[BEGIN]
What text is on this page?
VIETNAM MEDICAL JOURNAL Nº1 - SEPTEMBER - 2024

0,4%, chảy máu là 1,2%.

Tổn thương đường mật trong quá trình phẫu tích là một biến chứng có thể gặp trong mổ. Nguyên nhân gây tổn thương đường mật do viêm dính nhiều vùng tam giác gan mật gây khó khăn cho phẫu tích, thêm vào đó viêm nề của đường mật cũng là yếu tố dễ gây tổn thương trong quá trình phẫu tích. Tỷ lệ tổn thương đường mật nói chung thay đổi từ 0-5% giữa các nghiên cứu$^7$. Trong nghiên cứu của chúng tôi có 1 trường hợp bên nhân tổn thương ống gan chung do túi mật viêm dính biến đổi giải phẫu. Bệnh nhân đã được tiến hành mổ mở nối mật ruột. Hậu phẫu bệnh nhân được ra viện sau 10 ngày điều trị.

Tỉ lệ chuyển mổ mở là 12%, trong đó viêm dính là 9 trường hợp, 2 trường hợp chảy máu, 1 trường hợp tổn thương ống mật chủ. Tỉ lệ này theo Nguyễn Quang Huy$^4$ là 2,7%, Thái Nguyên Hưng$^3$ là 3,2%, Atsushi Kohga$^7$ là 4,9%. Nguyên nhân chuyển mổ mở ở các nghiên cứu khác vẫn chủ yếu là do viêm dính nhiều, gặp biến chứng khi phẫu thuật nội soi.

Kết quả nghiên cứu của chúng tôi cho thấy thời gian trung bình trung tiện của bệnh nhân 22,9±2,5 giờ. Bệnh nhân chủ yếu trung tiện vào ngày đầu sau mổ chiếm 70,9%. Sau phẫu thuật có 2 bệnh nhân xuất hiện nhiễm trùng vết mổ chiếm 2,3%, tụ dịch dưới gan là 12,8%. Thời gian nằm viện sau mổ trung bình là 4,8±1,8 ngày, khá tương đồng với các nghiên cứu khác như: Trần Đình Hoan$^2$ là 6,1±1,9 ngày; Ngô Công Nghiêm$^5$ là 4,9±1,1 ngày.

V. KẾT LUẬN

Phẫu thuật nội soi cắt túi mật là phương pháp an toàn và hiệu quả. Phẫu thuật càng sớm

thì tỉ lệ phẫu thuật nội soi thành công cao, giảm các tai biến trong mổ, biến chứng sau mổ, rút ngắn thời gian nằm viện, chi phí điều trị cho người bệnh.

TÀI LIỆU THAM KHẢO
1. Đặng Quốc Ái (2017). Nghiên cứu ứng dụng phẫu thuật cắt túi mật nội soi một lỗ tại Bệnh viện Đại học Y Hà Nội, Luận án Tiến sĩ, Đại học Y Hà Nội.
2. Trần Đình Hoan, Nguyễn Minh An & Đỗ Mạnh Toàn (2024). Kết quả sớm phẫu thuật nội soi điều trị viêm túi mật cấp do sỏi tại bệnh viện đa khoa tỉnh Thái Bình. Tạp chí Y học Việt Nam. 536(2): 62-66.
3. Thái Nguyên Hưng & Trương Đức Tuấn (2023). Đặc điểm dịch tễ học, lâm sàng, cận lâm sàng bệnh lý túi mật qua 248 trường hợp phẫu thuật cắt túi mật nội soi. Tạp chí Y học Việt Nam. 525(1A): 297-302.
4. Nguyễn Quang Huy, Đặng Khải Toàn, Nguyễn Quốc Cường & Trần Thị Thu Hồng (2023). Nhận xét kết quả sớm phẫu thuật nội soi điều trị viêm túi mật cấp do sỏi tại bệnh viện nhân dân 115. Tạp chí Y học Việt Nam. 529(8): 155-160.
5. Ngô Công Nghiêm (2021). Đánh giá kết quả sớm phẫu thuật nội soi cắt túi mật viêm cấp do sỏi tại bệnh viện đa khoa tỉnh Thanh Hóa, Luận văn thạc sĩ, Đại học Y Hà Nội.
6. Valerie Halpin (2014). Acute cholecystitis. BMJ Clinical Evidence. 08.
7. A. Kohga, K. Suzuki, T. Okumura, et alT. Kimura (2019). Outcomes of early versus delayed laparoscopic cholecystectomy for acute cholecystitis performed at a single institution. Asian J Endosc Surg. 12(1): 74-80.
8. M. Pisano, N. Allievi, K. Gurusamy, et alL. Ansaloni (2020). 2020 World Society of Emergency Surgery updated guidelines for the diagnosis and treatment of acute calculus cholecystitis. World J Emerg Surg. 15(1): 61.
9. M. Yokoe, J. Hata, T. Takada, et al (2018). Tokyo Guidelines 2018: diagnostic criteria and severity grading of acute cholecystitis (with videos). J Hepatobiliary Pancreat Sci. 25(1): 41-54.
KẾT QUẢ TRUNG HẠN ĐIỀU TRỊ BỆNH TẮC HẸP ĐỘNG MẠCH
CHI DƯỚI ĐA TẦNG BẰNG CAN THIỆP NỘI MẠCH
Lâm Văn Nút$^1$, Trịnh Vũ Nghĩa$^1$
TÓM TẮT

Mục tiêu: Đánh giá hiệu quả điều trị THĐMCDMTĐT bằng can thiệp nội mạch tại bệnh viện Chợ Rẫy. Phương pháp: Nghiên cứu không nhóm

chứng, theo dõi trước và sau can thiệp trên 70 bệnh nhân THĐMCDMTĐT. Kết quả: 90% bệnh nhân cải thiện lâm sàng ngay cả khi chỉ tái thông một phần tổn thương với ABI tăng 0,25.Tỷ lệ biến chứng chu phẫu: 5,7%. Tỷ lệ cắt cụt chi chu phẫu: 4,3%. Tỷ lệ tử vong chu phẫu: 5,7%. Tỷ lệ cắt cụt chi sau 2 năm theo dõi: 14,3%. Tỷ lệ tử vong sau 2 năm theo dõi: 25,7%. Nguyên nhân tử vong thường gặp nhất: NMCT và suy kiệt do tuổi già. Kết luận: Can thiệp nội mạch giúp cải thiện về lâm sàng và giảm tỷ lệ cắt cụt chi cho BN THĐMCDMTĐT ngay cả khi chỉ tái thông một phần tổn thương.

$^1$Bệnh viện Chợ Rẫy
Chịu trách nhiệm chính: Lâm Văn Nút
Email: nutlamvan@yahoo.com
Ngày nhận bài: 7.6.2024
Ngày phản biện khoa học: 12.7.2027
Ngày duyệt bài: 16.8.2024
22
[END]
Reproduce the material verbatim, line by line.

[Solution to this problem]
What text is on this page?
VIETNAM MEDICAL JOURNAL Nº1 - SEPTEMBER - 2024

0,4%, chảy máu là 1,2%.

Tổn thương đường mật trong quá trình phẫu tích là một biến chứng có thể gặp trong mổ. Nguyên nhân gây tổn thương đường mật do viêm dính nhiều vùng tam giác gan mật gây khó khăn cho phẫu tích, thêm vào đó viêm nề của đường mật cũng là yếu tố dễ gây tổn thương trong quá trình phẫu tích. Tỷ lệ tổn thương đường mật nói chung thay đổi từ 0-5% giữa các nghiên cứu$^7$. Trong nghiên cứu của chúng tôi có 1 trường hợp bên nhân tổn thương ống gan chung do túi mật viêm dính biến đổi giải phẫu. Bệnh nhân đã được tiến hành mổ mở nối mật ruột. Hậu phẫu bệnh nhân được ra viện sau 10 ngày điều trị.

Tỉ lệ chuyển mổ mở là 12%, trong đó viêm dính là 9 trường hợp, 2 trường hợp chảy máu, 1 trường hợp tổn thương ống mật chủ. Tỉ lệ này theo Nguyễn Quang Huy$^4$ là 2,7%, Thái Nguyên Hưng$^3$ là 3,2%, Atsushi Kohga$^7$ là 4,9%. Nguyên nhân chuyển mổ mở ở các nghiên cứu khác vẫn chủ yếu là do viêm dính nhiều, gặp biến chứng khi phẫu thuật nội soi.

Kết quả nghiên cứu của chúng tôi cho thấy thời gian trung bình trung tiện của bệnh nhân 22,9±2,5 giờ. Bệnh nhân chủ yếu trung tiện vào ngày đầu sau mổ chiếm 70,9%. Sau phẫu thuật có 2 bệnh nhân xuất hiện nhiễm trùng vết mổ chiếm 2,3%, tụ dịch dưới gan là 12,8%. Thời gian nằm viện sau mổ trung bình là 4,8±1,8 ngày, khá tương đồng với các nghiên cứu khác như: Trần Đình Hoan$^2$ là 6,1±1,9 ngày; Ngô Công Nghiêm$^5$ là 4,9±1,1 ngày.

V. KẾT LUẬN

Phẫu thuật nội soi cắt túi mật là phương pháp an toàn và hiệu quả. Phẫu thuật càng sớm

thì tỉ lệ phẫu thuật nội soi thành công cao, giảm các tai biến trong mổ, biến chứng sau mổ, rút ngắn thời gian nằm viện, chi phí điều trị cho người bệnh.

TÀI LIỆU THAM KHẢO
1. Đặng Quốc Ái (2017). Nghiên cứu ứng dụng phẫu thuật cắt túi mật nội soi một lỗ tại Bệnh viện Đại học Y Hà Nội, Luận án Tiến sĩ, Đại học Y Hà Nội.
2. Trần Đình Hoan, Nguyễn Minh An & Đỗ Mạnh Toàn (2024). Kết quả sớm phẫu thuật nội soi điều trị viêm túi mật cấp do sỏi tại bệnh viện đa khoa tỉnh Thái Bình. Tạp chí Y học Việt Nam. 536(2): 62-66.
3. Thái Nguyên Hưng & Trương Đức Tuấn (2023). Đặc điểm dịch tễ học, lâm sàng, cận lâm sàng bệnh lý túi mật qua 248 trường hợp phẫu thuật cắt túi mật nội soi. Tạp chí Y học Việt Nam. 525(1A): 297-302.
4. Nguyễn Quang Huy, Đặng Khải Toàn, Nguyễn Quốc Cường & Trần Thị Thu Hồng (2023). Nhận xét kết quả sớm phẫu thuật nội soi điều trị viêm túi mật cấp do sỏi tại bệnh viện nhân dân 115. Tạp chí Y học Việt Nam. 529(8): 155-160.
5. Ngô Công Nghiêm (2021). Đánh giá kết quả sớm phẫu thuật nội soi cắt túi mật viêm cấp do sỏi tại bệnh viện đa khoa tỉnh Thanh Hóa, Luận văn thạc sĩ, Đại học Y Hà Nội.
6. Valerie Halpin (2014). Acute cholecystitis. BMJ Clinical Evidence. 08.
7. A. Kohga, K. Suzuki, T. Okumura, et alT. Kimura (2019). Outcomes of early versus delayed laparoscopic cholecystectomy for acute cholecystitis performed at a single institution. Asian J Endosc Surg. 12(1): 74-80.
8. M. Pisano, N. Allievi, K. Gurusamy, et alL. Ansaloni (2020). 2020 World Society of Emergency Surgery updated guidelines for the diagnosis and treatment of acute calculus cholecystitis. World J Emerg Surg. 15(1): 61.
9. M. Yokoe, J. Hata, T. Takada, et al (2018). Tokyo Guidelines 2018: diagnostic criteria and severity grading of acute cholecystitis (with videos). J Hepatobiliary Pancreat Sci. 25(1): 41-54.
KẾT QUẢ TRUNG HẠN ĐIỀU TRỊ BỆNH TẮC HẸP ĐỘNG MẠCH
CHI DƯỚI ĐA TẦNG BẰNG CAN THIỆP NỘI MẠCH
Lâm Văn Nút$^1$, Trịnh Vũ Nghĩa$^1$
TÓM TẮT

Mục tiêu: Đánh giá hiệu quả điều trị THĐMCDMTĐT bằng can thiệp nội mạch tại bệnh viện Chợ Rẫy. Phương pháp: Nghiên cứu không nhóm

chứng, theo dõi trước và sau can thiệp trên 70 bệnh nhân THĐMCDMTĐT. Kết quả: 90% bệnh nhân cải thiện lâm sàng ngay cả khi chỉ tái thông một phần tổn thương với ABI tăng 0,25.Tỷ lệ biến chứng chu phẫu: 5,7%. Tỷ lệ cắt cụt chi chu phẫu: 4,3%. Tỷ lệ tử vong chu phẫu: 5,7%. Tỷ lệ cắt cụt chi sau 2 năm theo dõi: 14,3%. Tỷ lệ tử vong sau 2 năm theo dõi: 25,7%. Nguyên nhân tử vong thường gặp nhất: NMCT và suy kiệt do tuổi già. Kết luận: Can thiệp nội mạch giúp cải thiện về lâm sàng và giảm tỷ lệ cắt cụt chi cho BN THĐMCDMTĐT ngay cả khi chỉ tái thông một phần tổn thương.

$^1$Bệnh viện Chợ Rẫy
Chịu trách nhiệm chính: Lâm Văn Nút
Email: nutlamvan@yahoo.com
Ngày nhận bài: 7.6.2024
Ngày phản biện khoa học: 12.7.2027
Ngày duyệt bài: 16.8.2024
22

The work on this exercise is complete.